» Aim of the task
Look below. Copy each line that has "JSON" in it.

****************

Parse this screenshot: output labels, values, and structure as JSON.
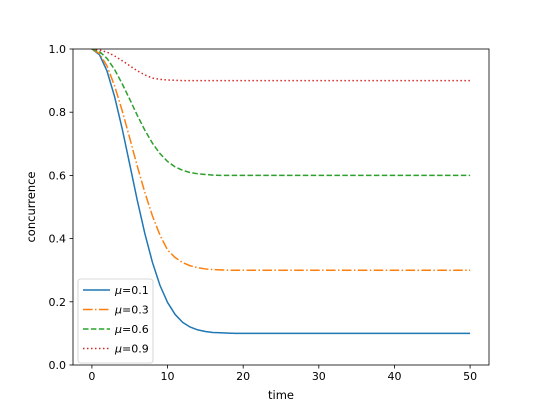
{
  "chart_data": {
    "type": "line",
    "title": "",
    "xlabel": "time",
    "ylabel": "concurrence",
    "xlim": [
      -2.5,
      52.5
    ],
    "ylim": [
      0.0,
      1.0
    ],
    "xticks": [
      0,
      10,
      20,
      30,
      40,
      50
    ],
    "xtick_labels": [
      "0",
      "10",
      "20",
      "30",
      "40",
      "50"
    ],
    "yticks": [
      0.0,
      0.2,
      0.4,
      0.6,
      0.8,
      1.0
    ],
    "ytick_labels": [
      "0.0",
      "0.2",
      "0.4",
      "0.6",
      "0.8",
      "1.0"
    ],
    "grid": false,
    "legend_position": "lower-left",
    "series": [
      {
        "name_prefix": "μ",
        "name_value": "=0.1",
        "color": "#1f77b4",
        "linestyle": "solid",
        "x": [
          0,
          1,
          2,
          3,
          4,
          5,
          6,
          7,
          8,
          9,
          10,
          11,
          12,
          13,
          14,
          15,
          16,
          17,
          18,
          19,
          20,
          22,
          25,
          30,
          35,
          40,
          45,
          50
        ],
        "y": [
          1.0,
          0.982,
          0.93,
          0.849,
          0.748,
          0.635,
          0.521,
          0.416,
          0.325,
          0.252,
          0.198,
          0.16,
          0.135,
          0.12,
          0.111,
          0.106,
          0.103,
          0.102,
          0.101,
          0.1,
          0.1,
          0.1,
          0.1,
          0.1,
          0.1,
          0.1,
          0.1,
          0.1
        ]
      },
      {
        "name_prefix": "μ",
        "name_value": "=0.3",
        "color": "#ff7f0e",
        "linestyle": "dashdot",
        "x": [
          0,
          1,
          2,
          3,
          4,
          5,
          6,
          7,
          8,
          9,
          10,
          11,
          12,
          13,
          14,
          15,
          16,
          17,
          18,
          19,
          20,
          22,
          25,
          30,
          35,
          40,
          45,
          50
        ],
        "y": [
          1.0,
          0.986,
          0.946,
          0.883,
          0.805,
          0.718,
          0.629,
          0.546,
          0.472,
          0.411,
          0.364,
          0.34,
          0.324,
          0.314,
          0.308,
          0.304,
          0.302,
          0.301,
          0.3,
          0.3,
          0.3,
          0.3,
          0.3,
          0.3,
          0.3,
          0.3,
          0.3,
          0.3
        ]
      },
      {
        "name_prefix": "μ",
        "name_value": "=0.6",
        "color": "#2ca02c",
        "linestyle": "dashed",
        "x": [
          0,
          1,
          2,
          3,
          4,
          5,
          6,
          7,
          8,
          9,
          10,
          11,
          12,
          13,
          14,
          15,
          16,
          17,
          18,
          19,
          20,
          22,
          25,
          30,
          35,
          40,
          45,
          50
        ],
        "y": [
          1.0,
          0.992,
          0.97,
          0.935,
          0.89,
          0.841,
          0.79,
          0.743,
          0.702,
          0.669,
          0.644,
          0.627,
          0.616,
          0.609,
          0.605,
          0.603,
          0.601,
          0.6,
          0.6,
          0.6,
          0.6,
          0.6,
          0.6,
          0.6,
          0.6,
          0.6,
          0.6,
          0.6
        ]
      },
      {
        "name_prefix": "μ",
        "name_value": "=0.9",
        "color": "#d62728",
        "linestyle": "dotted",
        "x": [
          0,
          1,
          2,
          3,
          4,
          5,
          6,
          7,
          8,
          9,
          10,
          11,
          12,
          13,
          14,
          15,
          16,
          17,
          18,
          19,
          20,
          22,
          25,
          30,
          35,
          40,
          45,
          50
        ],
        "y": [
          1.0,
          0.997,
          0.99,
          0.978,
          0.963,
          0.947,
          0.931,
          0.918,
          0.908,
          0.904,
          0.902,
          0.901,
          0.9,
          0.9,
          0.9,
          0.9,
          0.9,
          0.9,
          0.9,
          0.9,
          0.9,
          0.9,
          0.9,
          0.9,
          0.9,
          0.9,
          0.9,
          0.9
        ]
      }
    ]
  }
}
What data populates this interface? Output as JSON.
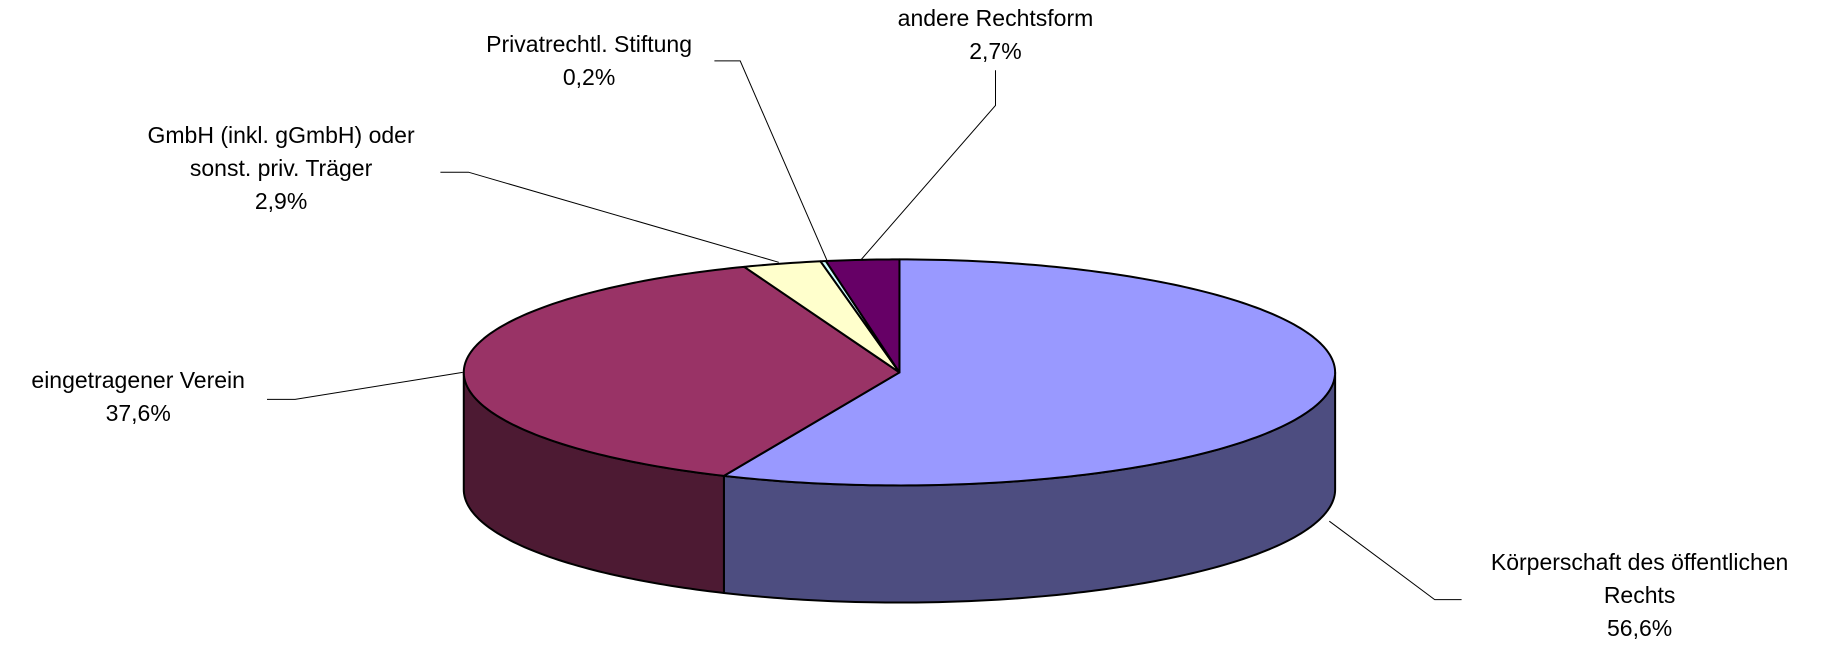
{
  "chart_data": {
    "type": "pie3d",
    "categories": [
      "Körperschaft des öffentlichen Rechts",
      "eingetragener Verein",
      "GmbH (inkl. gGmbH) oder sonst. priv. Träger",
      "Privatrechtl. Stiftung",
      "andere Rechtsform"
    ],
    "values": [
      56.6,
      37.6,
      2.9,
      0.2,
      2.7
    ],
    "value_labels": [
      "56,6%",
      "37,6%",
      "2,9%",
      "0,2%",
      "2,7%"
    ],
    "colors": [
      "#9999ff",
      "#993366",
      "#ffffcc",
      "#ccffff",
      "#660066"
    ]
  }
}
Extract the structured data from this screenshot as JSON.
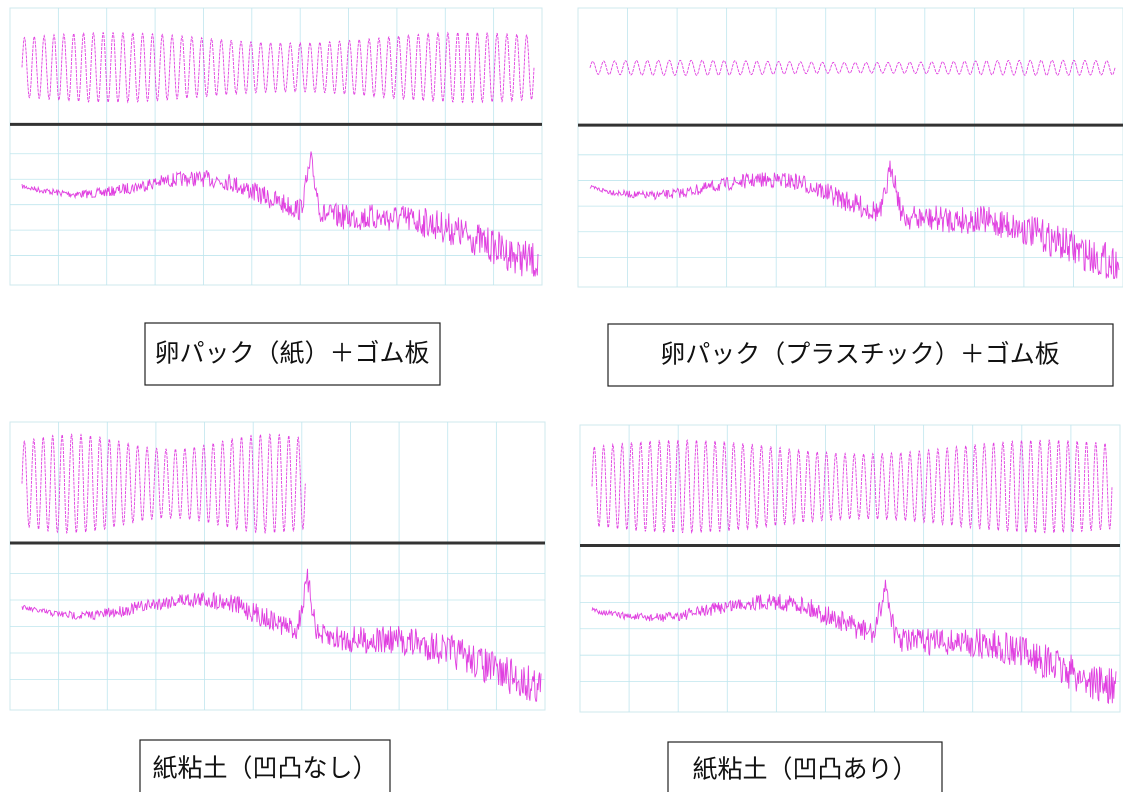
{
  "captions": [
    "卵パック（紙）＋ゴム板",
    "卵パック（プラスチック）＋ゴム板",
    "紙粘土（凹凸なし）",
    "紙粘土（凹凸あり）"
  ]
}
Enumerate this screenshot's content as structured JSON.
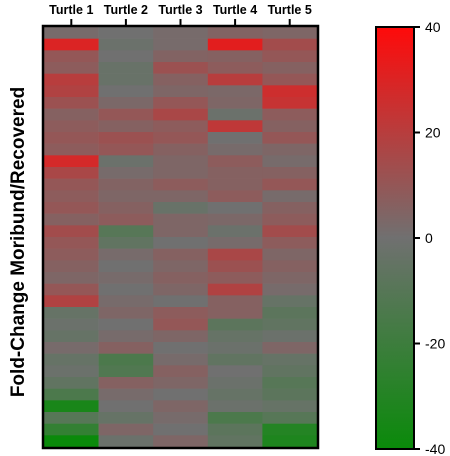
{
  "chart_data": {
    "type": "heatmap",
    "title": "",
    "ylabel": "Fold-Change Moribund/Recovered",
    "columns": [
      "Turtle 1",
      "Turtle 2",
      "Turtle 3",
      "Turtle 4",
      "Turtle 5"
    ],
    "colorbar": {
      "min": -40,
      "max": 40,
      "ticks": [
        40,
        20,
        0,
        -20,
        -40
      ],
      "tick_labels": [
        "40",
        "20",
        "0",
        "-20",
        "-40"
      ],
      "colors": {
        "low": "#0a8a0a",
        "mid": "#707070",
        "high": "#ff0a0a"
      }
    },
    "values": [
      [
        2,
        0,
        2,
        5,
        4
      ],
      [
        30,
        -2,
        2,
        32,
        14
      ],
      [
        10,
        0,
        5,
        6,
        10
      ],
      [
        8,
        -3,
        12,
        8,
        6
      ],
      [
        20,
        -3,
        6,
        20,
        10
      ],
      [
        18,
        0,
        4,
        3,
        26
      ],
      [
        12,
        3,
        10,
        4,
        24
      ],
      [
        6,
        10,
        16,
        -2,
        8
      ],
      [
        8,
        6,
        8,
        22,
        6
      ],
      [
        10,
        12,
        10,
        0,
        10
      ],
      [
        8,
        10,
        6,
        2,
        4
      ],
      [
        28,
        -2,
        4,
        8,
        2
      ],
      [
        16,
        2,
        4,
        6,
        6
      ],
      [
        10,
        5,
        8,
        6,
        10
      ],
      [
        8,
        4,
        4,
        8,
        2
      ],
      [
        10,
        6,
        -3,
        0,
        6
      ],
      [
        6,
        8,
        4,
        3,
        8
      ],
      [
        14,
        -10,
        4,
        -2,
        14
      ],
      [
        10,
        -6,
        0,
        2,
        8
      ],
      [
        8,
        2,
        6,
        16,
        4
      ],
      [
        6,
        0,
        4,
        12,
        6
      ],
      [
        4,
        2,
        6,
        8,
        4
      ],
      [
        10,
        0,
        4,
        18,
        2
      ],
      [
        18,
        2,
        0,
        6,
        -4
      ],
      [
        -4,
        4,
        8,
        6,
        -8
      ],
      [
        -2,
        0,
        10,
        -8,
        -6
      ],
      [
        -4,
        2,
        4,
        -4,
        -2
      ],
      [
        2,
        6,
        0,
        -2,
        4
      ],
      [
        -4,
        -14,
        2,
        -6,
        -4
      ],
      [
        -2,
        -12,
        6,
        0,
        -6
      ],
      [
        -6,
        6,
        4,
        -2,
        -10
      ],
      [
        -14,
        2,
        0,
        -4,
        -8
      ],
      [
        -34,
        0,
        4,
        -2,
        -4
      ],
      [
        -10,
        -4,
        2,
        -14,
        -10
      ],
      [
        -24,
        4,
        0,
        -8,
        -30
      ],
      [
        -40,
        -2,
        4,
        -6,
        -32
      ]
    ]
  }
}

****************

» Task answer
Parse this screenshot: output labels, values, and structure as JSON.
What data populates this interface? Output as JSON.
Extract the structured data from this screenshot as JSON.
Enumerate this screenshot's content as structured JSON.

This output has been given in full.